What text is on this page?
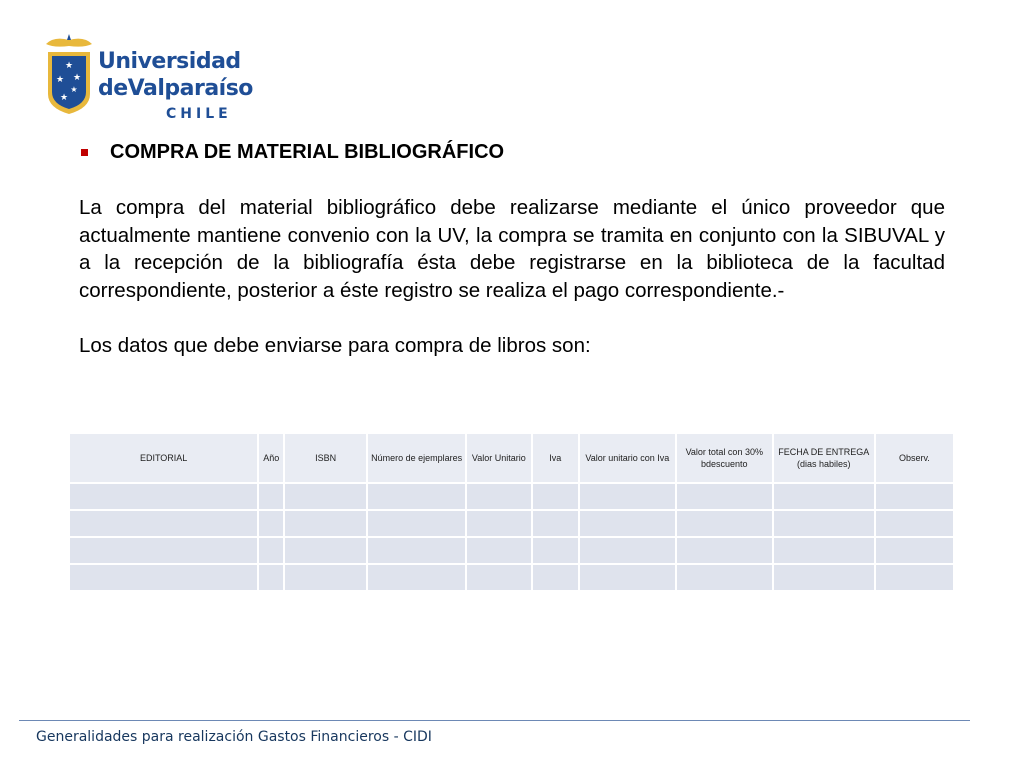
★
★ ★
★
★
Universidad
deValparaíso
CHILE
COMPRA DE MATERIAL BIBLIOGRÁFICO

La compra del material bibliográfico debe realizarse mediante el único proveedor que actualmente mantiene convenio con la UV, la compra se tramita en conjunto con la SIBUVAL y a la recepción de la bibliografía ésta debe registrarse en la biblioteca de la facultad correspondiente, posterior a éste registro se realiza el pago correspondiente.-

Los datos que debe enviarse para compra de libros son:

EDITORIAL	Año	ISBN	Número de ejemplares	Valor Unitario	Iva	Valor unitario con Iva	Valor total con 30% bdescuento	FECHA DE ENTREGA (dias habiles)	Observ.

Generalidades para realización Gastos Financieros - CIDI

Direction → Go back to the records above and write them out exactly, without the pictures.

Full output →
What text is on this page?
★
★ ★
★
★
Universidad
deValparaíso
CHILE
COMPRA DE MATERIAL BIBLIOGRÁFICO

La compra del material bibliográfico debe realizarse mediante el único proveedor que actualmente mantiene convenio con la UV, la compra se tramita en conjunto con la SIBUVAL y a la recepción de la bibliografía ésta debe registrarse en la biblioteca de la facultad correspondiente, posterior a éste registro se realiza el pago correspondiente.-

Los datos que debe enviarse para compra de libros son:

EDITORIAL	Año	ISBN	Número de ejemplares	Valor Unitario	Iva	Valor unitario con Iva	Valor total con 30% bdescuento	FECHA DE ENTREGA (dias habiles)	Observ.

Generalidades para realización Gastos Financieros - CIDI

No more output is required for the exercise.